• [WRITTEN TASK]: Copy each line in which the string "What" occurs.

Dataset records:
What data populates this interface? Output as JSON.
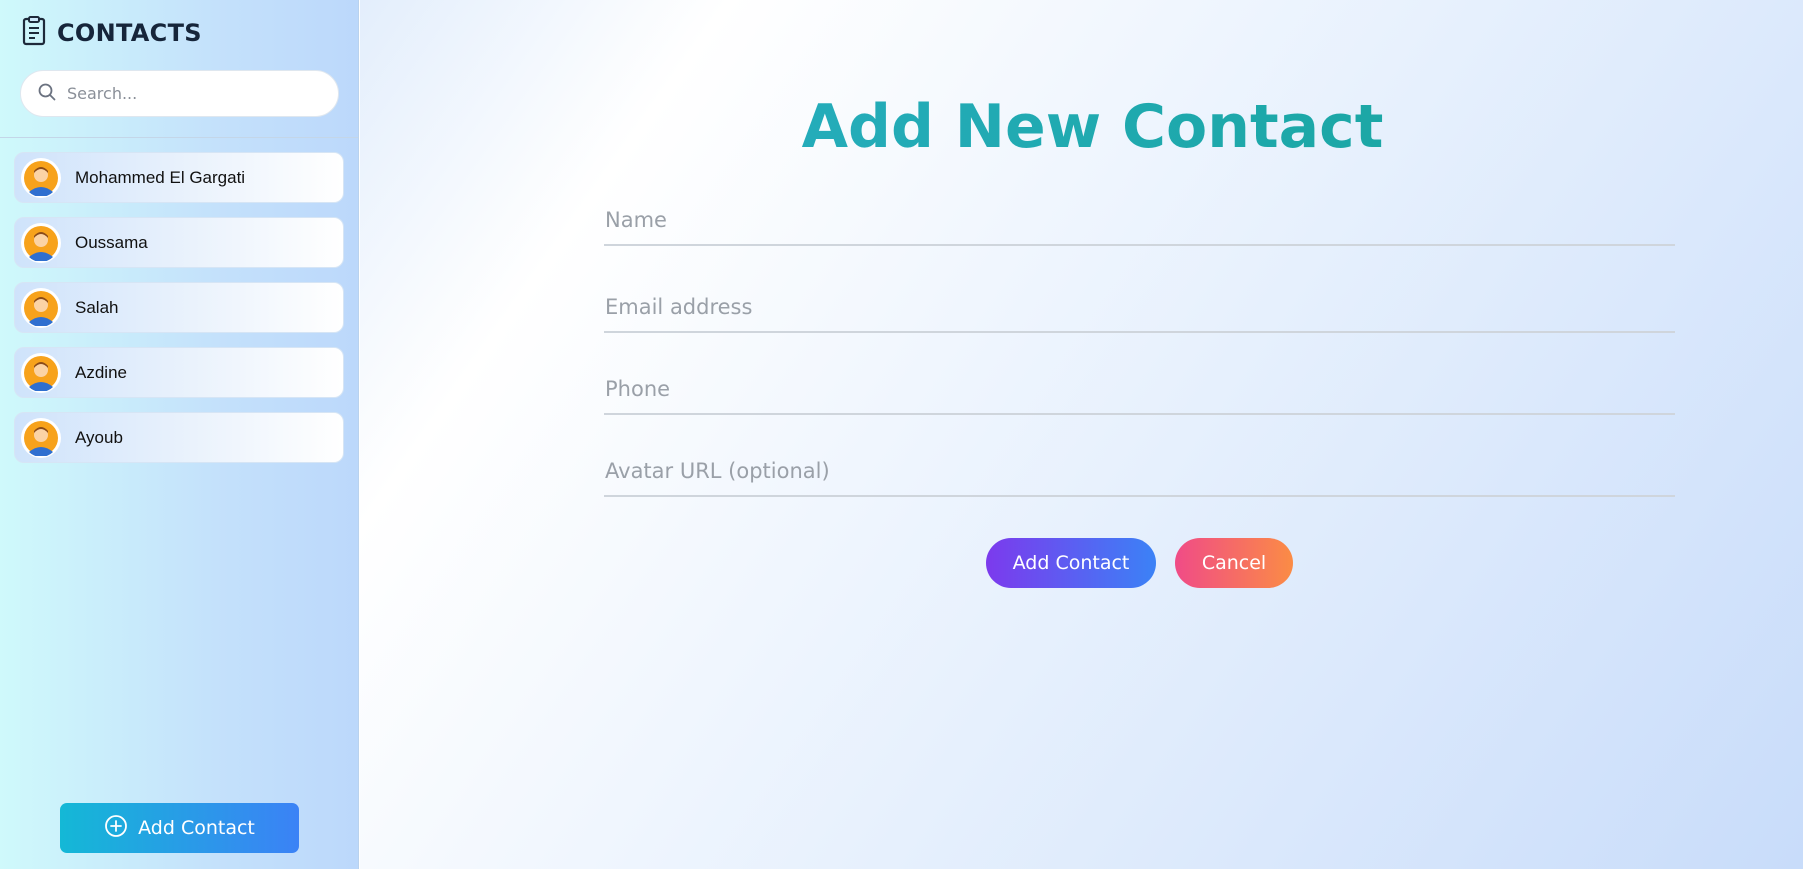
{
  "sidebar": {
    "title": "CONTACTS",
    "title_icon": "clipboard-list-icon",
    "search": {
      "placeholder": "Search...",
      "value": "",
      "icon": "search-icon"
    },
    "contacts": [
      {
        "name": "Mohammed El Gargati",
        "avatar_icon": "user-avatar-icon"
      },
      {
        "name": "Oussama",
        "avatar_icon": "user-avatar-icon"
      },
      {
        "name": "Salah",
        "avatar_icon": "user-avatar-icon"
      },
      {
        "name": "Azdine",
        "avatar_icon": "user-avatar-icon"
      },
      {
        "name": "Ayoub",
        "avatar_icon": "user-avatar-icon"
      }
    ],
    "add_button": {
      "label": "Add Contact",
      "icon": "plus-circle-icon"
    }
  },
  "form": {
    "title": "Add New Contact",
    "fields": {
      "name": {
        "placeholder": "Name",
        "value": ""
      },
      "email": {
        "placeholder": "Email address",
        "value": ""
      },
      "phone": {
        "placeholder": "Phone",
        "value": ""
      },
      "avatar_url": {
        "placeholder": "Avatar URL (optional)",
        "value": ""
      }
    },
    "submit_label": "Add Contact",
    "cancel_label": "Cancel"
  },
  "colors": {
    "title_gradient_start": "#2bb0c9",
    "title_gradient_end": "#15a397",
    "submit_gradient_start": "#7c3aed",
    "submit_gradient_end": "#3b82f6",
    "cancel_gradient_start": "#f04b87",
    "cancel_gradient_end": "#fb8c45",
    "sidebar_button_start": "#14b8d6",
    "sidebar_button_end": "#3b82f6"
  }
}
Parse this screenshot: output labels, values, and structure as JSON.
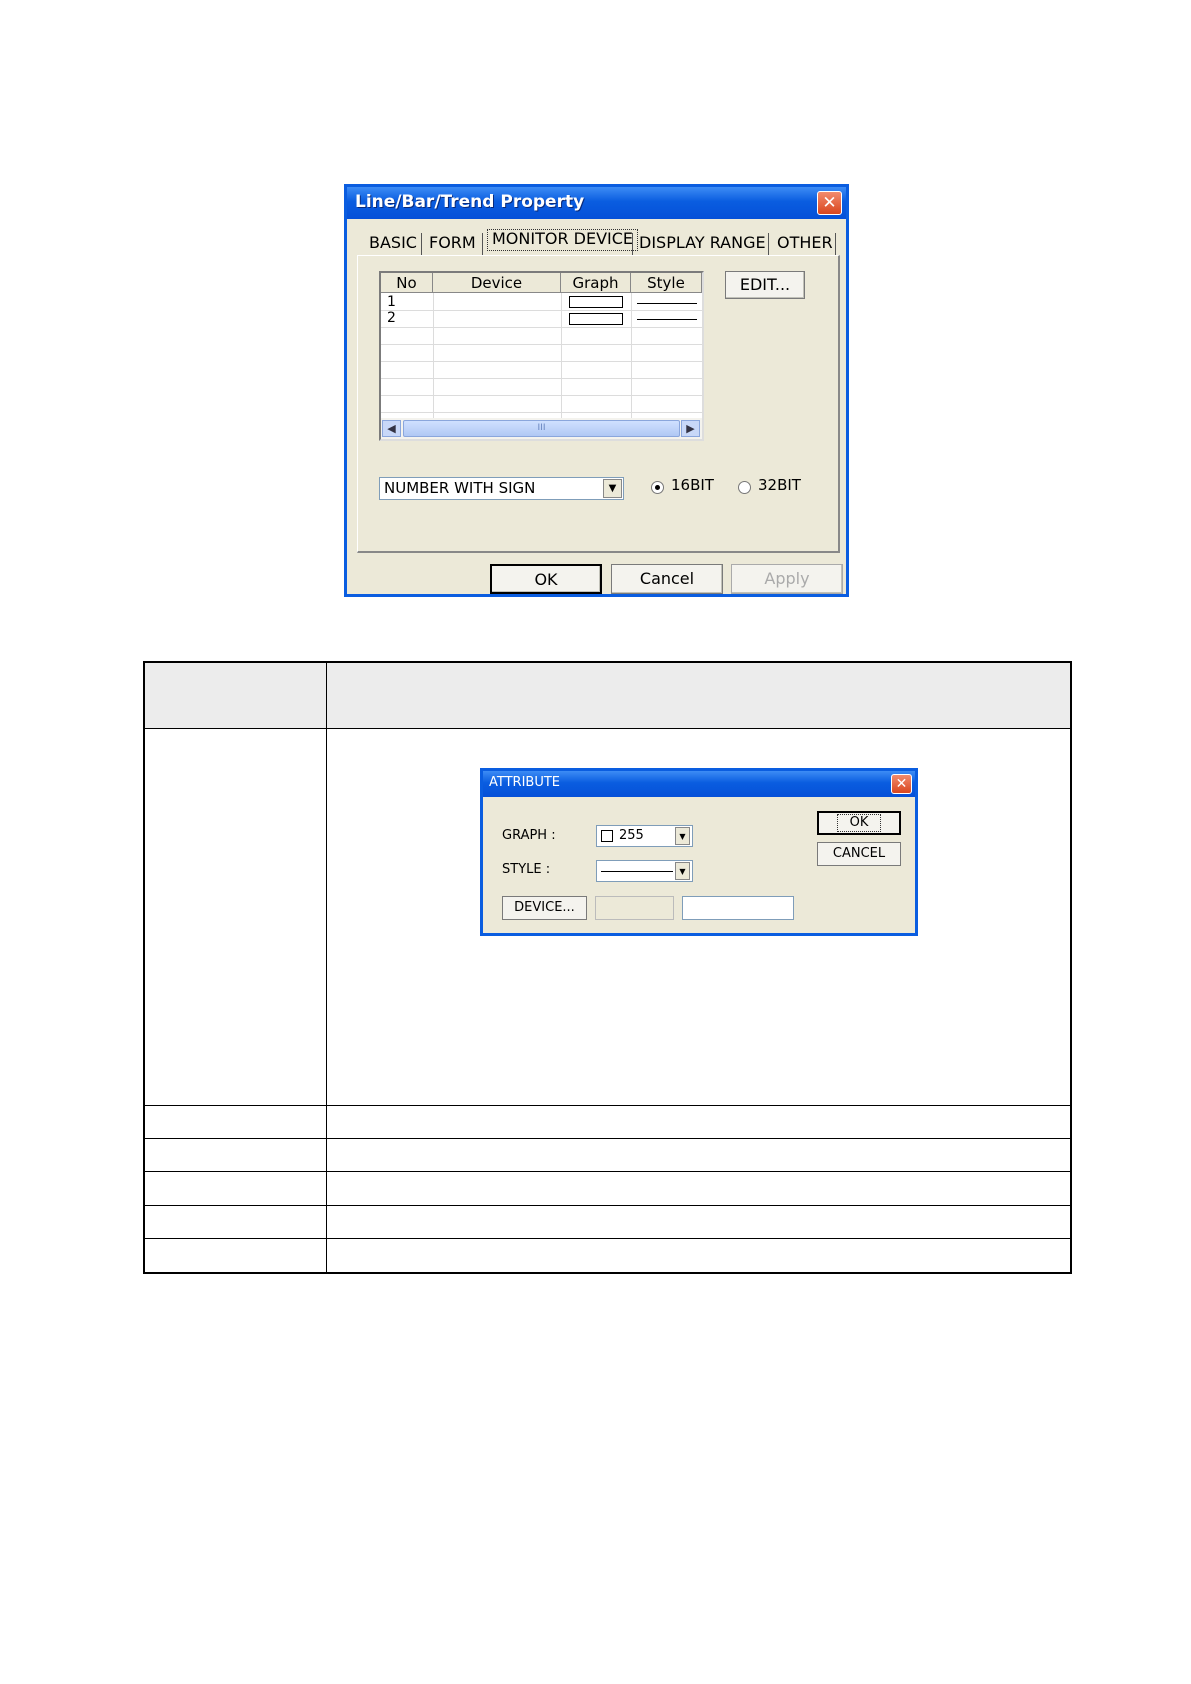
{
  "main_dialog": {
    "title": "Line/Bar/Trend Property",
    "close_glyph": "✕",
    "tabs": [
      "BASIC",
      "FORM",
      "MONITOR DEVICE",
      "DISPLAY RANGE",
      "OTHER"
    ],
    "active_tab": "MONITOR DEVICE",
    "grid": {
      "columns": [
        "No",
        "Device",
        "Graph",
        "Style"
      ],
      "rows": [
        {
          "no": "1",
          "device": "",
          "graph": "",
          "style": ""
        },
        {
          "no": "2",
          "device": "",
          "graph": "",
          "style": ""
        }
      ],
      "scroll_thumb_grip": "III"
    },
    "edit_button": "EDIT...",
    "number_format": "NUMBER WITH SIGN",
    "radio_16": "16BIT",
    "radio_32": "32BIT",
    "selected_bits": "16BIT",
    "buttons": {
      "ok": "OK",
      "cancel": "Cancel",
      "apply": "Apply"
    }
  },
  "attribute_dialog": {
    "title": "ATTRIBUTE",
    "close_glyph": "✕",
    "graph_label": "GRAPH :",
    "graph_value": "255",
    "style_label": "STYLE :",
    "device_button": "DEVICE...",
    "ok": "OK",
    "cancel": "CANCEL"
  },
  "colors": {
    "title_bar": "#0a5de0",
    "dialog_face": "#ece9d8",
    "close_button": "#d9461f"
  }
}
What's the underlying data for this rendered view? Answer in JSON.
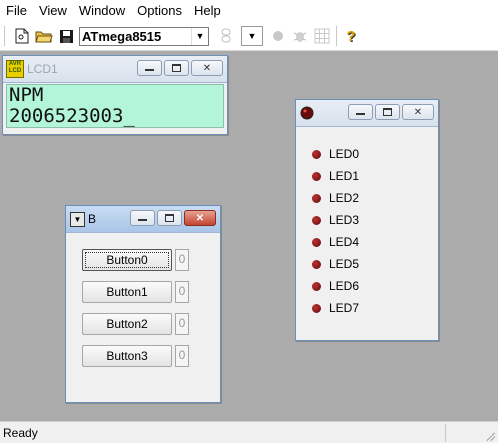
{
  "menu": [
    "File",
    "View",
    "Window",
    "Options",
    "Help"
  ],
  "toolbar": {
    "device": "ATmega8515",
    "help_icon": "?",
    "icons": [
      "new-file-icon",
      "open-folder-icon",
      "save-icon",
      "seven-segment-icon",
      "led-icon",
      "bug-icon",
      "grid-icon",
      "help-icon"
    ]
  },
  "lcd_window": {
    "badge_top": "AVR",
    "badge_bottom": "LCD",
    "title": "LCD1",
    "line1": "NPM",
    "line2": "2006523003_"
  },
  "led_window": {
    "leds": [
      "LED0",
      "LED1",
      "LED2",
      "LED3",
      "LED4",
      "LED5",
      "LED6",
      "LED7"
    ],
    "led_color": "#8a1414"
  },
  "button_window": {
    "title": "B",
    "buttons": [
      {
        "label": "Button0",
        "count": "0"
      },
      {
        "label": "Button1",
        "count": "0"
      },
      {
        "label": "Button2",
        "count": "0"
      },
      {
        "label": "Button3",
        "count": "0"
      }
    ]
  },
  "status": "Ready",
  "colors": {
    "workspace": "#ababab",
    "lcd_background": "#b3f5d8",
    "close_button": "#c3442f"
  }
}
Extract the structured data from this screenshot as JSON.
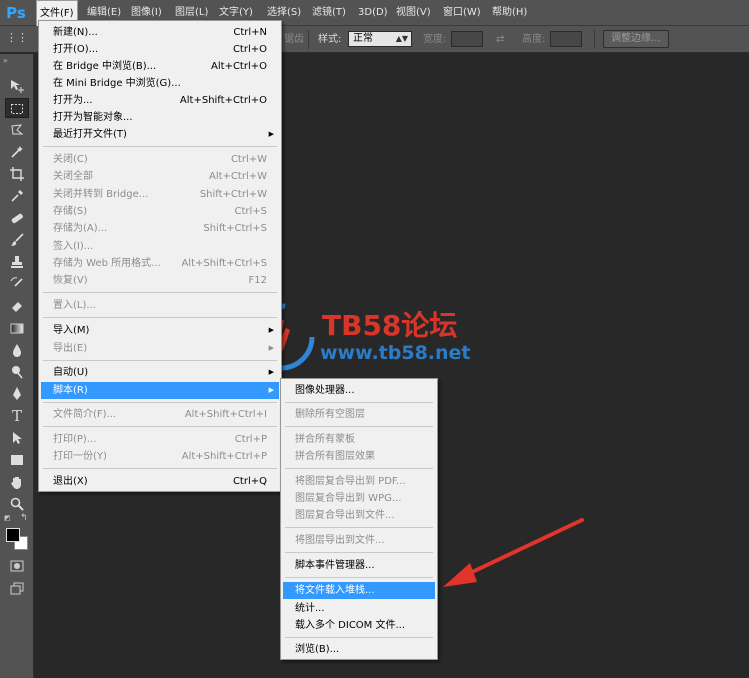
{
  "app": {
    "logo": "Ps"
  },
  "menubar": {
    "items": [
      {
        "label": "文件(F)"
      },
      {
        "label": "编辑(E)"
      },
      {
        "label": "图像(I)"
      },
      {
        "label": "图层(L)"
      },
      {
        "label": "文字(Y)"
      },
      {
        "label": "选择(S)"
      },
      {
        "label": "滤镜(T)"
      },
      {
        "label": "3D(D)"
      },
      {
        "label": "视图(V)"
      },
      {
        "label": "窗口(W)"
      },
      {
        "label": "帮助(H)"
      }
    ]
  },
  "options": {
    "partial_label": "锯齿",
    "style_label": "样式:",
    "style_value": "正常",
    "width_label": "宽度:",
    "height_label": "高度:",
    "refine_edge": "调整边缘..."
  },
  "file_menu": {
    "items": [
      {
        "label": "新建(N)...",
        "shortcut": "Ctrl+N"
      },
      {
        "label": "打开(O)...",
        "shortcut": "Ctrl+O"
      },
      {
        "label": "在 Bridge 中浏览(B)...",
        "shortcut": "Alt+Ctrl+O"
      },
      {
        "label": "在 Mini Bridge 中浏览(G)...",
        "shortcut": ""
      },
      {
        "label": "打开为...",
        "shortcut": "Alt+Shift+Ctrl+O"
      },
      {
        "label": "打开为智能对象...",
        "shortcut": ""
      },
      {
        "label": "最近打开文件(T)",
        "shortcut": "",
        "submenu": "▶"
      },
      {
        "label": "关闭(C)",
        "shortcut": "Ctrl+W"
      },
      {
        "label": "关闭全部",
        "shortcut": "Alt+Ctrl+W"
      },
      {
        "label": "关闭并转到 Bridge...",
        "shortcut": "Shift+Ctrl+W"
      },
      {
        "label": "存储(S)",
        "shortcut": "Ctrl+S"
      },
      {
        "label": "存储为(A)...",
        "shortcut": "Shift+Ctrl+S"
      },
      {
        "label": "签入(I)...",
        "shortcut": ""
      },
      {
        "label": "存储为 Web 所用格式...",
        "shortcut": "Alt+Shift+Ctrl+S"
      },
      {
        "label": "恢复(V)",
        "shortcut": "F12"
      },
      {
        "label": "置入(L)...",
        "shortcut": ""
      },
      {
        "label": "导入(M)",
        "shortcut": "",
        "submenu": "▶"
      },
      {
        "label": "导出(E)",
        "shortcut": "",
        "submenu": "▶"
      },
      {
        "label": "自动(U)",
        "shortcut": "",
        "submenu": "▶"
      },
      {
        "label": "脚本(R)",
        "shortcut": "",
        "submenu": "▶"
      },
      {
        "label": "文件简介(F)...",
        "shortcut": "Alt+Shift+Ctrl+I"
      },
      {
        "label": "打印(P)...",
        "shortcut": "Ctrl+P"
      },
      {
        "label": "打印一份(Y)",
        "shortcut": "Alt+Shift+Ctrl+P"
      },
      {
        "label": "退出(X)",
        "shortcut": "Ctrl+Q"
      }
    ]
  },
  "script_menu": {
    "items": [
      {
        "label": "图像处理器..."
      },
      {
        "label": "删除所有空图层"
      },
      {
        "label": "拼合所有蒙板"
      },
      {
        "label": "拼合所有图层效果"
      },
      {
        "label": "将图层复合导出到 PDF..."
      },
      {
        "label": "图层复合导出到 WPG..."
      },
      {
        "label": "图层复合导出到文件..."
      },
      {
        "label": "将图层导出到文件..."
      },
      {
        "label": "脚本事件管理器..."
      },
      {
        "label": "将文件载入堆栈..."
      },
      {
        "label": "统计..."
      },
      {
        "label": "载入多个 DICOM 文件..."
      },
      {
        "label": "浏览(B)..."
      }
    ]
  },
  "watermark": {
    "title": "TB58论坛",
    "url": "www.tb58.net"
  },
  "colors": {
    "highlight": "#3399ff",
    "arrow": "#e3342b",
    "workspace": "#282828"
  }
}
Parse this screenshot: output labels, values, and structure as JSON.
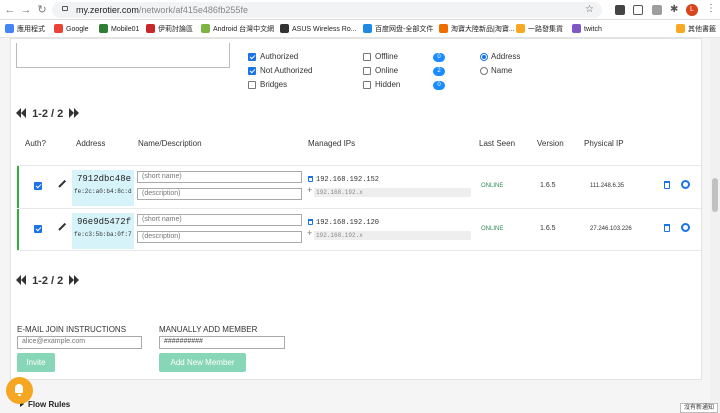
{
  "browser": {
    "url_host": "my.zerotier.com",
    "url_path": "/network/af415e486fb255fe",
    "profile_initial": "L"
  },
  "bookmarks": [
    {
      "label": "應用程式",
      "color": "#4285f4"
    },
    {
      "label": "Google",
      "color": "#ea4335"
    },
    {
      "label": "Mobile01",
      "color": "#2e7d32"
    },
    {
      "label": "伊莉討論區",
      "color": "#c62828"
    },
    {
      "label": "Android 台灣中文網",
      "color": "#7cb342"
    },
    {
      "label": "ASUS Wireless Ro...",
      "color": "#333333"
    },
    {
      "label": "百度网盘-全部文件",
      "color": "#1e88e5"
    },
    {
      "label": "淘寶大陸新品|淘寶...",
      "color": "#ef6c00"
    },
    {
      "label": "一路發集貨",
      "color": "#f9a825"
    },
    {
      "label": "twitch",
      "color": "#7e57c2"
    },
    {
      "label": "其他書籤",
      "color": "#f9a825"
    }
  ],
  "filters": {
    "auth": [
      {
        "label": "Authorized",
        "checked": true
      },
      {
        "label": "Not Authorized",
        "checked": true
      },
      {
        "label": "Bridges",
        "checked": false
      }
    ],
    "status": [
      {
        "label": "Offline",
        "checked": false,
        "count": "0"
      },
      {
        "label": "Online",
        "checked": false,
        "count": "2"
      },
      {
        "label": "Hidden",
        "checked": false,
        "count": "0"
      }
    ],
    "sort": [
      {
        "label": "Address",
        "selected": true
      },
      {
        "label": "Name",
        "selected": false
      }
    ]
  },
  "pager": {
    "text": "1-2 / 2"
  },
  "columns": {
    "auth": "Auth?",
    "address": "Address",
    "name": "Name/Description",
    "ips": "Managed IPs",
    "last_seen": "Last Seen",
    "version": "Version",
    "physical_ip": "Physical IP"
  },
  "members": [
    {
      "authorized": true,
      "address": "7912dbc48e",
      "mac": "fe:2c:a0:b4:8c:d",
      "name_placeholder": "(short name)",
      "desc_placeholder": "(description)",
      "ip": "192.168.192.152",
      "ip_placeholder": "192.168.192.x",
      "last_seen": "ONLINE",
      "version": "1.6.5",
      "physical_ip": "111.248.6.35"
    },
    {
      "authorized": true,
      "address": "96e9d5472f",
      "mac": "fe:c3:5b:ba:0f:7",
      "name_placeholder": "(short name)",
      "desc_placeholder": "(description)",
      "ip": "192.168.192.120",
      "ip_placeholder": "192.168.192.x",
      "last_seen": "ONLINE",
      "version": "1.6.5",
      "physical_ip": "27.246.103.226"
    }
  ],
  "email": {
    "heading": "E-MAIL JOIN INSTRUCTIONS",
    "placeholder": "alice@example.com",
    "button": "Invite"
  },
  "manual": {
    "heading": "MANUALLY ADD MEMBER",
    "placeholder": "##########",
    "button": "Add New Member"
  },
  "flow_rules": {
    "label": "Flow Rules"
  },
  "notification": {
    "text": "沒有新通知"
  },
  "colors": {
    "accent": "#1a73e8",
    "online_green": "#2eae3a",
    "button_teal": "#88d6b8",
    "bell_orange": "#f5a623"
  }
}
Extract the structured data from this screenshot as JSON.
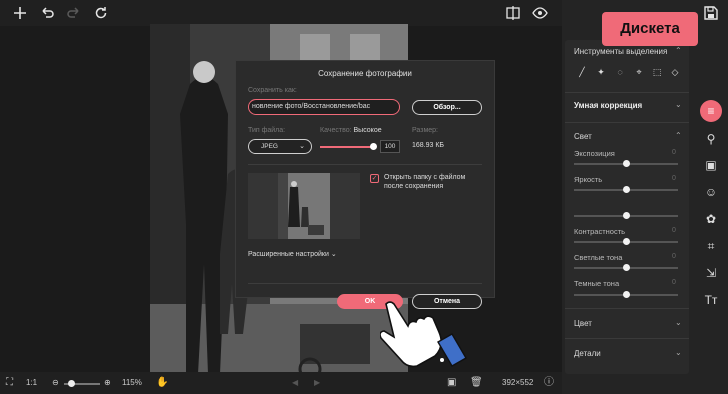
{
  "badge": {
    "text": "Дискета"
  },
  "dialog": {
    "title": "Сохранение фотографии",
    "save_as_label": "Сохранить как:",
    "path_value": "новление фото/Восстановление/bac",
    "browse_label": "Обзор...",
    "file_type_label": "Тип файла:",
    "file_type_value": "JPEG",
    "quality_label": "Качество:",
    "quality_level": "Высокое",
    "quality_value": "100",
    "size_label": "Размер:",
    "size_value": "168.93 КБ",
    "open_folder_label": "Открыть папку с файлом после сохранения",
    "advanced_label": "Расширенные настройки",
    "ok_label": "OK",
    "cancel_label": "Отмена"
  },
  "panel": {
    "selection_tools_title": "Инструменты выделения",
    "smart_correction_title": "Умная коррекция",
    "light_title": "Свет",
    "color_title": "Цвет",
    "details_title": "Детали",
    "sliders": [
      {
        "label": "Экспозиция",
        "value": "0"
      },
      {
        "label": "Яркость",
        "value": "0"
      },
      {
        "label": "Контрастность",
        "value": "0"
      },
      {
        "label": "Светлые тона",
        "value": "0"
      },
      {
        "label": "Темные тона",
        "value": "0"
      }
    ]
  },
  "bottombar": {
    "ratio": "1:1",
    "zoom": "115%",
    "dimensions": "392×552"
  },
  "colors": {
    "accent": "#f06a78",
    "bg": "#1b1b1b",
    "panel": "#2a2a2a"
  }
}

• [EXERCISE OUTPUT]:
What data populates this interface? Output as JSON.
What's the underlying data for this rendered view? Answer in JSON.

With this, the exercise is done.